Your task | Every line of the data must be copied exactly.

Input |
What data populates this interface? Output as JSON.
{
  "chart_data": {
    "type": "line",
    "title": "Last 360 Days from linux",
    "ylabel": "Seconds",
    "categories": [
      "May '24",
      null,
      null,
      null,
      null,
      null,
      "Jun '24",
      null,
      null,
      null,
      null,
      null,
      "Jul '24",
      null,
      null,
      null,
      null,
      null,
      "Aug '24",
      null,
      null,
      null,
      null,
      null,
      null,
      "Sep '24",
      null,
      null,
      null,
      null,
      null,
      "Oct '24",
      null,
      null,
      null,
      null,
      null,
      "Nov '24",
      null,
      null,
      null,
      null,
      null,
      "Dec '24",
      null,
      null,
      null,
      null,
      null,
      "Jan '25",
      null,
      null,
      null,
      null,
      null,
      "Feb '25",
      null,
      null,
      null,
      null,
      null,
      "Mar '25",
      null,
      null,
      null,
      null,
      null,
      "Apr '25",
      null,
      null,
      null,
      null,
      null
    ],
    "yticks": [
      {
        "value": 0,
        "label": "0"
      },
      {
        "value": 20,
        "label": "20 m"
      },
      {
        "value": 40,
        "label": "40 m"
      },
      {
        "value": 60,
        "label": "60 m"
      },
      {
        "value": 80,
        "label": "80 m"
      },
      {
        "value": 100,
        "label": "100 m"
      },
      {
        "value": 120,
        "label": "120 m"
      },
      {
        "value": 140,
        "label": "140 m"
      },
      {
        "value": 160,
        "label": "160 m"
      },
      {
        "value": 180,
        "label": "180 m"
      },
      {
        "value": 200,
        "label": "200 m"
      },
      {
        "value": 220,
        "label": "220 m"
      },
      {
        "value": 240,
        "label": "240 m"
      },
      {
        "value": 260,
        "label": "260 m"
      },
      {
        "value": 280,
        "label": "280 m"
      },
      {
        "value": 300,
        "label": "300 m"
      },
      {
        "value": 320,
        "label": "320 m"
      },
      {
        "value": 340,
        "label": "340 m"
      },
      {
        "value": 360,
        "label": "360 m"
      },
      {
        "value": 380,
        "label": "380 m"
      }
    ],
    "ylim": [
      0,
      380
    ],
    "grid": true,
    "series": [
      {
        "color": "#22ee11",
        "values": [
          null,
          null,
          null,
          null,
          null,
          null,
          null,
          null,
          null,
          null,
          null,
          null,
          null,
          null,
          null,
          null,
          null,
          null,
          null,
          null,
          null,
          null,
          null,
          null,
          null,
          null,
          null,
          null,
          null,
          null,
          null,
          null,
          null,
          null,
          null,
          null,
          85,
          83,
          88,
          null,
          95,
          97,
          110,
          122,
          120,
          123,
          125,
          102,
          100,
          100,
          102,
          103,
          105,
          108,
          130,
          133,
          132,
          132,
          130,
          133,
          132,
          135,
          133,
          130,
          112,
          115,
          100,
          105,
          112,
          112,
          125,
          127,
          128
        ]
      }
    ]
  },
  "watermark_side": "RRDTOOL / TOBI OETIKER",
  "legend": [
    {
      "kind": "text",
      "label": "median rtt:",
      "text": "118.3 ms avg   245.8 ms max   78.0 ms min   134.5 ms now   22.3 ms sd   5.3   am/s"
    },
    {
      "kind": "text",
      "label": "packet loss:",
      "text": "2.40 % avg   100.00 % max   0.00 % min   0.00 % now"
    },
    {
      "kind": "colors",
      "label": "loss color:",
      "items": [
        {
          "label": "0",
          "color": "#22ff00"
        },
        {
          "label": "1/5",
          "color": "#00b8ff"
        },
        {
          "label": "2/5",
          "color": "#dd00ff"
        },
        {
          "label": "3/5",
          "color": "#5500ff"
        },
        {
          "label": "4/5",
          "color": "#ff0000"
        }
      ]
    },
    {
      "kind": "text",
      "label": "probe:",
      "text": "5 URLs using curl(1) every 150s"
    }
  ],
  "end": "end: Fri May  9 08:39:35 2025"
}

Output of the exercise |
What data populates this interface? Output as JSON.
{
  "chart_data": {
    "type": "line",
    "title": "Last 360 Days from linux",
    "ylabel": "Seconds",
    "categories": [
      "May '24",
      null,
      null,
      null,
      null,
      null,
      "Jun '24",
      null,
      null,
      null,
      null,
      null,
      "Jul '24",
      null,
      null,
      null,
      null,
      null,
      "Aug '24",
      null,
      null,
      null,
      null,
      null,
      null,
      "Sep '24",
      null,
      null,
      null,
      null,
      null,
      "Oct '24",
      null,
      null,
      null,
      null,
      null,
      "Nov '24",
      null,
      null,
      null,
      null,
      null,
      "Dec '24",
      null,
      null,
      null,
      null,
      null,
      "Jan '25",
      null,
      null,
      null,
      null,
      null,
      "Feb '25",
      null,
      null,
      null,
      null,
      null,
      "Mar '25",
      null,
      null,
      null,
      null,
      null,
      "Apr '25",
      null,
      null,
      null,
      null,
      null
    ],
    "yticks": [
      {
        "value": 0,
        "label": "0"
      },
      {
        "value": 20,
        "label": "20 m"
      },
      {
        "value": 40,
        "label": "40 m"
      },
      {
        "value": 60,
        "label": "60 m"
      },
      {
        "value": 80,
        "label": "80 m"
      },
      {
        "value": 100,
        "label": "100 m"
      },
      {
        "value": 120,
        "label": "120 m"
      },
      {
        "value": 140,
        "label": "140 m"
      },
      {
        "value": 160,
        "label": "160 m"
      },
      {
        "value": 180,
        "label": "180 m"
      },
      {
        "value": 200,
        "label": "200 m"
      },
      {
        "value": 220,
        "label": "220 m"
      },
      {
        "value": 240,
        "label": "240 m"
      },
      {
        "value": 260,
        "label": "260 m"
      },
      {
        "value": 280,
        "label": "280 m"
      },
      {
        "value": 300,
        "label": "300 m"
      },
      {
        "value": 320,
        "label": "320 m"
      },
      {
        "value": 340,
        "label": "340 m"
      },
      {
        "value": 360,
        "label": "360 m"
      },
      {
        "value": 380,
        "label": "380 m"
      }
    ],
    "ylim": [
      0,
      380
    ],
    "grid": true,
    "series": [
      {
        "color": "#22ee11",
        "values": [
          null,
          null,
          null,
          null,
          null,
          null,
          null,
          null,
          null,
          null,
          null,
          null,
          null,
          null,
          null,
          null,
          null,
          null,
          null,
          null,
          null,
          null,
          null,
          null,
          null,
          null,
          null,
          null,
          null,
          null,
          null,
          null,
          null,
          null,
          null,
          null,
          85,
          83,
          88,
          null,
          95,
          97,
          110,
          122,
          120,
          123,
          125,
          102,
          100,
          100,
          102,
          103,
          105,
          108,
          130,
          133,
          132,
          132,
          130,
          133,
          132,
          135,
          133,
          130,
          112,
          115,
          100,
          105,
          112,
          112,
          125,
          127,
          128
        ]
      }
    ]
  },
  "watermark_side": "RRDTOOL / TOBI OETIKER",
  "legend": [
    {
      "kind": "text",
      "label": "median rtt:",
      "text": "118.3 ms avg   245.8 ms max   78.0 ms min   134.5 ms now   22.3 ms sd   5.3   am/s"
    },
    {
      "kind": "text",
      "label": "packet loss:",
      "text": "2.40 % avg   100.00 % max   0.00 % min   0.00 % now"
    },
    {
      "kind": "colors",
      "label": "loss color:",
      "items": [
        {
          "label": "0",
          "color": "#22ff00"
        },
        {
          "label": "1/5",
          "color": "#00b8ff"
        },
        {
          "label": "2/5",
          "color": "#dd00ff"
        },
        {
          "label": "3/5",
          "color": "#5500ff"
        },
        {
          "label": "4/5",
          "color": "#ff0000"
        }
      ]
    },
    {
      "kind": "text",
      "label": "probe:",
      "text": "5 URLs using curl(1) every 150s"
    }
  ],
  "end": "end: Fri May  9 08:39:35 2025"
}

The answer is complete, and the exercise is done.